■ WORK REQUIRED: Copy the listing below in full and skip every picture.

■ EXERCISE MATERIALS:

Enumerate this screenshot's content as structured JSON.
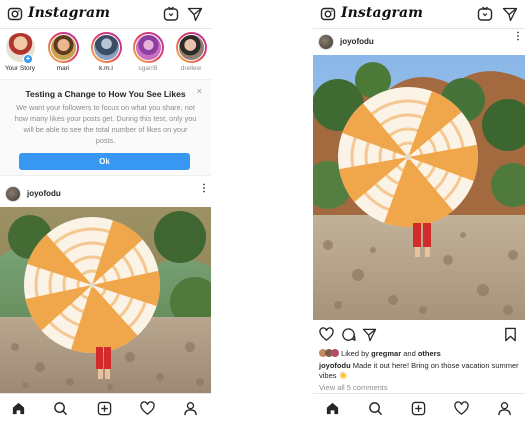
{
  "app": {
    "logo_text": "Instagram"
  },
  "left": {
    "stories": [
      {
        "name": "Your Story",
        "own": true
      },
      {
        "name": "mari"
      },
      {
        "name": "k.m.l"
      },
      {
        "name": "sgarrB"
      },
      {
        "name": "drellew"
      }
    ],
    "notice": {
      "title": "Testing a Change to How You See Likes",
      "body": "We want your followers to focus on what you share, not how many likes your posts get. During this test, only you will be able to see the total number of likes on your posts.",
      "button_label": "Ok",
      "close_symbol": "×"
    },
    "post": {
      "username": "joyofodu",
      "more_symbol": "⋮"
    }
  },
  "right": {
    "post": {
      "username": "joyofodu",
      "more_symbol": "⋮",
      "liked_by_prefix": "Liked by",
      "liked_by_user": "gregmar",
      "liked_by_and": "and",
      "liked_by_others": "others",
      "caption_user": "joyofodu",
      "caption_text": "Made it out here! Bring on those vacation summer vibes ☀️",
      "view_comments": "View all 5 comments"
    }
  },
  "icons": {
    "camera": "camera-icon",
    "tv": "igtv-icon",
    "direct": "direct-message-icon",
    "home": "home-icon",
    "search": "search-icon",
    "add": "add-post-icon",
    "activity": "heart-icon",
    "profile": "profile-icon",
    "like": "heart-icon",
    "comment": "comment-icon",
    "share": "share-icon",
    "save": "bookmark-icon"
  },
  "colors": {
    "accent": "#3897f0",
    "umbrella_orange": "#f0a64a",
    "umbrella_white": "#fbf3e6",
    "sky": "#8ab7e8"
  }
}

■ REPLY TO THE TASK:
Enumerate this screenshot's content as structured JSON.
{
  "app": {
    "logo_text": "Instagram"
  },
  "left": {
    "stories": [
      {
        "name": "Your Story",
        "own": true
      },
      {
        "name": "mari"
      },
      {
        "name": "k.m.l"
      },
      {
        "name": "sgarrB"
      },
      {
        "name": "drellew"
      }
    ],
    "notice": {
      "title": "Testing a Change to How You See Likes",
      "body": "We want your followers to focus on what you share, not how many likes your posts get. During this test, only you will be able to see the total number of likes on your posts.",
      "button_label": "Ok",
      "close_symbol": "×"
    },
    "post": {
      "username": "joyofodu",
      "more_symbol": "⋮"
    }
  },
  "right": {
    "post": {
      "username": "joyofodu",
      "more_symbol": "⋮",
      "liked_by_prefix": "Liked by",
      "liked_by_user": "gregmar",
      "liked_by_and": "and",
      "liked_by_others": "others",
      "caption_user": "joyofodu",
      "caption_text": "Made it out here! Bring on those vacation summer vibes ☀️",
      "view_comments": "View all 5 comments"
    }
  },
  "icons": {
    "camera": "camera-icon",
    "tv": "igtv-icon",
    "direct": "direct-message-icon",
    "home": "home-icon",
    "search": "search-icon",
    "add": "add-post-icon",
    "activity": "heart-icon",
    "profile": "profile-icon",
    "like": "heart-icon",
    "comment": "comment-icon",
    "share": "share-icon",
    "save": "bookmark-icon"
  },
  "colors": {
    "accent": "#3897f0",
    "umbrella_orange": "#f0a64a",
    "umbrella_white": "#fbf3e6",
    "sky": "#8ab7e8"
  }
}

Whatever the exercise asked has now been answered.